▶ _YOUR GOAL_:
Rewrite the records below as a numbered list, from the line containing "book-title[interactable]: Zuidnederlands Woordenboek" through the last line of the records, leaving out blank lines.

▶ _DATA SHOWN_:
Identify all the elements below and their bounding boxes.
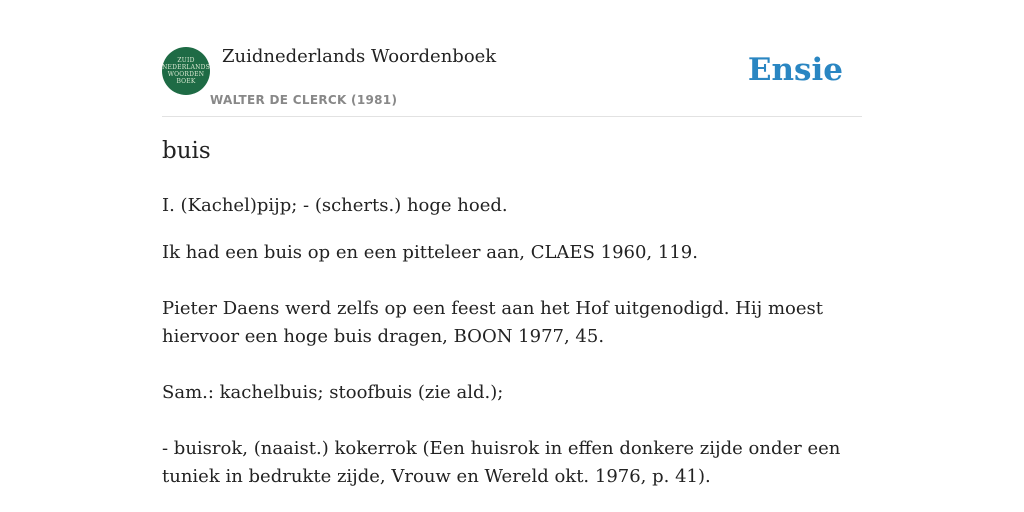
book-title[interactable]: Zuidnederlands Woordenboek xyxy=(222,46,497,67)
book-cover-logo[interactable] xyxy=(162,47,210,95)
book-cover-logo-text xyxy=(162,57,210,85)
compounds-paragraph: - buisrok, (naaist.) kokerrok (Een huisrok in effen donkere zijde onder een tuniek in bedrukte zijde, Vrouw en Wereld okt. 1976, p. 41). xyxy=(162,438,841,487)
logo-line: WOORDEN xyxy=(167,71,205,78)
book-author: WALTER DE CLERCK (1981) xyxy=(210,93,398,107)
logo-line: BOEK xyxy=(176,78,196,85)
compounds-paragraph: Sam.: kachelbuis; stoofbuis (zie ald.); xyxy=(162,382,504,403)
ensie-logo-link[interactable]: Ensie xyxy=(747,52,843,88)
header xyxy=(162,0,862,117)
entry-title: buis xyxy=(162,138,211,164)
logo-line: ZUID xyxy=(177,57,195,64)
logo-line: NEDERLANDS xyxy=(162,64,210,71)
page-container xyxy=(162,0,862,487)
example-paragraph: Pieter Daens werd zelfs op een feest aan het Hof uitgenodigd. Hij moest hiervoor een hoge buis dragen, BOON 1977, 45. xyxy=(162,298,824,347)
definition-paragraph: I. (Kachel)pijp; - (scherts.) hoge hoed. xyxy=(162,195,508,216)
example-paragraph: Ik had een buis op en een pitteleer aan, CLAES 1960, 119. xyxy=(162,242,698,263)
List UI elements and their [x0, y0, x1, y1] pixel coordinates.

▶ _TASK RESPONSE_:
1. book-title[interactable]: Zuidnederlands Woordenboek xyxy=(222,46,497,67)
2. book-cover-logo[interactable] xyxy=(162,47,210,95)
3. book-cover-logo-text xyxy=(162,57,210,85)
4. compounds-paragraph: - buisrok, (naaist.) kokerrok (Een huisrok in effen donkere zijde onder een tuniek in bedrukte zijde, Vrouw en Wereld okt. 1976, p. 41). xyxy=(162,438,841,487)
5. logo-line: WOORDEN xyxy=(167,71,205,78)
6. book-author: WALTER DE CLERCK (1981) xyxy=(210,93,398,107)
7. logo-line: BOEK xyxy=(176,78,196,85)
8. compounds-paragraph: Sam.: kachelbuis; stoofbuis (zie ald.); xyxy=(162,382,504,403)
9. ensie-logo-link[interactable]: Ensie xyxy=(747,52,843,88)
10. header xyxy=(162,0,862,117)
11. entry-title: buis xyxy=(162,138,211,164)
12. logo-line: ZUID xyxy=(177,57,195,64)
13. logo-line: NEDERLANDS xyxy=(162,64,210,71)
14. page-container xyxy=(162,0,862,487)
15. example-paragraph: Pieter Daens werd zelfs op een feest aan het Hof uitgenodigd. Hij moest hiervoor een hoge buis dragen, BOON 1977, 45. xyxy=(162,298,824,347)
16. definition-paragraph: I. (Kachel)pijp; - (scherts.) hoge hoed. xyxy=(162,195,508,216)
17. example-paragraph: Ik had een buis op en een pitteleer aan, CLAES 1960, 119. xyxy=(162,242,698,263)
18. List UI elements and their [x0, y0, x1, y1] pixel coordinates.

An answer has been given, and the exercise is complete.